STATED TASK -
Look through the records below and give the number of lines holding the string "ルクセンブルク", nothing more.

━━ RAW RECORDS ━━

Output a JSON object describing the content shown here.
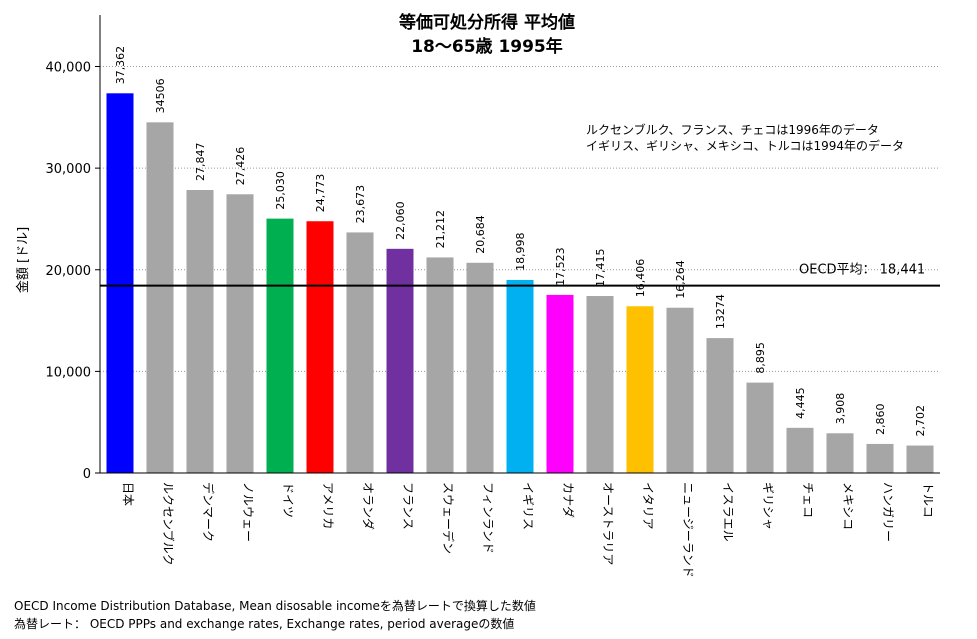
{
  "chart_data": {
    "type": "bar",
    "title": "等価可処分所得 平均値",
    "subtitle": "18〜65歳 1995年",
    "ylabel": "金額 [ドル]",
    "xlabel": "",
    "ylim": [
      0,
      45000
    ],
    "yticks": [
      0,
      10000,
      20000,
      30000,
      40000
    ],
    "ytick_labels": [
      "0",
      "10,000",
      "20,000",
      "30,000",
      "40,000"
    ],
    "grid": true,
    "categories": [
      "日本",
      "ルクセンブルク",
      "デンマーク",
      "ノルウェー",
      "ドイツ",
      "アメリカ",
      "オランダ",
      "フランス",
      "スウェーデン",
      "フィンランド",
      "イギリス",
      "カナダ",
      "オーストラリア",
      "イタリア",
      "ニュージーランド",
      "イスラエル",
      "ギリシャ",
      "チェコ",
      "メキシコ",
      "ハンガリー",
      "トルコ"
    ],
    "values": [
      37362,
      34506,
      27847,
      27426,
      25030,
      24773,
      23673,
      22060,
      21212,
      20684,
      18998,
      17523,
      17415,
      16406,
      16264,
      13274,
      8895,
      4445,
      3908,
      2860,
      2702
    ],
    "value_labels": [
      "37,362",
      "34506",
      "27,847",
      "27,426",
      "25,030",
      "24,773",
      "23,673",
      "22,060",
      "21,212",
      "20,684",
      "18,998",
      "17,523",
      "17,415",
      "16,406",
      "16,264",
      "13274",
      "8,895",
      "4,445",
      "3,908",
      "2,860",
      "2,702"
    ],
    "colors": [
      "#0000ff",
      "#a6a6a6",
      "#a6a6a6",
      "#a6a6a6",
      "#00b050",
      "#ff0000",
      "#a6a6a6",
      "#7030a0",
      "#a6a6a6",
      "#a6a6a6",
      "#00b0f0",
      "#ff00ff",
      "#a6a6a6",
      "#ffc000",
      "#a6a6a6",
      "#a6a6a6",
      "#a6a6a6",
      "#a6a6a6",
      "#a6a6a6",
      "#a6a6a6",
      "#a6a6a6"
    ],
    "reference_line": {
      "label": "OECD平均：  18,441",
      "value": 18441
    },
    "annotations": [
      "ルクセンブルク、フランス、チェコは1996年のデータ",
      "イギリス、ギリシャ、メキシコ、トルコは1994年のデータ"
    ]
  },
  "footnotes": [
    "OECD Income Distribution Database, Mean disosable incomeを為替レートで換算した数値",
    "為替レート： OECD PPPs and exchange rates, Exchange rates, period averageの数値"
  ]
}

━━━

PROBLEM SOLUTION -
2